# SHORT TASK
Pick out each line containing the string "title" and copy it.

Collection entries:
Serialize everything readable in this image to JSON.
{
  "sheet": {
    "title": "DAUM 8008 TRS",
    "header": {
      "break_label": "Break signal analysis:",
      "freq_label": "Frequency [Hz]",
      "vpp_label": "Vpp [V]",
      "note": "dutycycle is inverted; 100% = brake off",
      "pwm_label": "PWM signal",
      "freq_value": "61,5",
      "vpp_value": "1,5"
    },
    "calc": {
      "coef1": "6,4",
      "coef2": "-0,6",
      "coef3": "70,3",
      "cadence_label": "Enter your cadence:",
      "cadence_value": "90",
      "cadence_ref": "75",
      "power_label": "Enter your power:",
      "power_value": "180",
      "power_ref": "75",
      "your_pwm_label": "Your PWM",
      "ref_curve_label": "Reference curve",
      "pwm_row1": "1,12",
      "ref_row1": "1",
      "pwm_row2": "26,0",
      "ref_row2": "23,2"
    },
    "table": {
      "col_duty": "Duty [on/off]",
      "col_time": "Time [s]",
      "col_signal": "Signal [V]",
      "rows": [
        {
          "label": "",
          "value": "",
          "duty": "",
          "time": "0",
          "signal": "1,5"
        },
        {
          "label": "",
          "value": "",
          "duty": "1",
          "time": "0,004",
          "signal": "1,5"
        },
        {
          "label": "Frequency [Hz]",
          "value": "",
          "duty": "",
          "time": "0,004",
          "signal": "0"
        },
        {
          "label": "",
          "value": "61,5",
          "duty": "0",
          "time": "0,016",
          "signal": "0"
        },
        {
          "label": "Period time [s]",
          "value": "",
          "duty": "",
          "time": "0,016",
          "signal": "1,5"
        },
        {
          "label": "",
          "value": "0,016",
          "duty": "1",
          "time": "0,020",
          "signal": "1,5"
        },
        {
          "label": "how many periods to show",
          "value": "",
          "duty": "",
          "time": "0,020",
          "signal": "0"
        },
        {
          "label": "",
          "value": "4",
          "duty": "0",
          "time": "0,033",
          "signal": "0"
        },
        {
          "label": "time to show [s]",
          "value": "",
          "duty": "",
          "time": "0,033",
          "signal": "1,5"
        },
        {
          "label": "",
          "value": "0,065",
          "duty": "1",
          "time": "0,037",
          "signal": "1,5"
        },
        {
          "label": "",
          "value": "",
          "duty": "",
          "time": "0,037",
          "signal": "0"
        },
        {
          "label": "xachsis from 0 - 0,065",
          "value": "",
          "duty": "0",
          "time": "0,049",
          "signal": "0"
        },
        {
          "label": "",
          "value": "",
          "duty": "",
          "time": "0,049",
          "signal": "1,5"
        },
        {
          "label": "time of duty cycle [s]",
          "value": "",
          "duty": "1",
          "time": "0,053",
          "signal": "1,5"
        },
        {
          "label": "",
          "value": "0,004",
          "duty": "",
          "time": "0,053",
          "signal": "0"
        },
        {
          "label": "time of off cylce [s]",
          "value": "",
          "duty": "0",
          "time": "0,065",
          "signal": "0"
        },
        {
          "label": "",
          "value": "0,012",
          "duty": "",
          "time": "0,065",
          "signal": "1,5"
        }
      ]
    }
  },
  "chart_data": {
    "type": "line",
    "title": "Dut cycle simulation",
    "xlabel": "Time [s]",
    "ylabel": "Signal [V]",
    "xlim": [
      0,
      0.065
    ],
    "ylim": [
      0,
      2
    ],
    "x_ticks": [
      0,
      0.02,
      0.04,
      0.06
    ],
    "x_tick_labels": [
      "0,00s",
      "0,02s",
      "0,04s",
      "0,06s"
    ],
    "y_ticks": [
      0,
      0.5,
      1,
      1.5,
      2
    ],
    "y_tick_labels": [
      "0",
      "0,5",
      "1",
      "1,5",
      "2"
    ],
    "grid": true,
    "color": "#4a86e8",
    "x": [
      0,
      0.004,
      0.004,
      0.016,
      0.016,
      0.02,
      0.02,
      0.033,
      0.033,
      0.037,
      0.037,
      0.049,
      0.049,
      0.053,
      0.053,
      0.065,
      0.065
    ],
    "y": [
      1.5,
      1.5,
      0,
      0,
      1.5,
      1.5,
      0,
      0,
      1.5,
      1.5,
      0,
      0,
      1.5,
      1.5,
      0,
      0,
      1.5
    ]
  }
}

# RESULT
    "title": "DAUM 8008 TRS",
    "title": "Dut cycle simulation",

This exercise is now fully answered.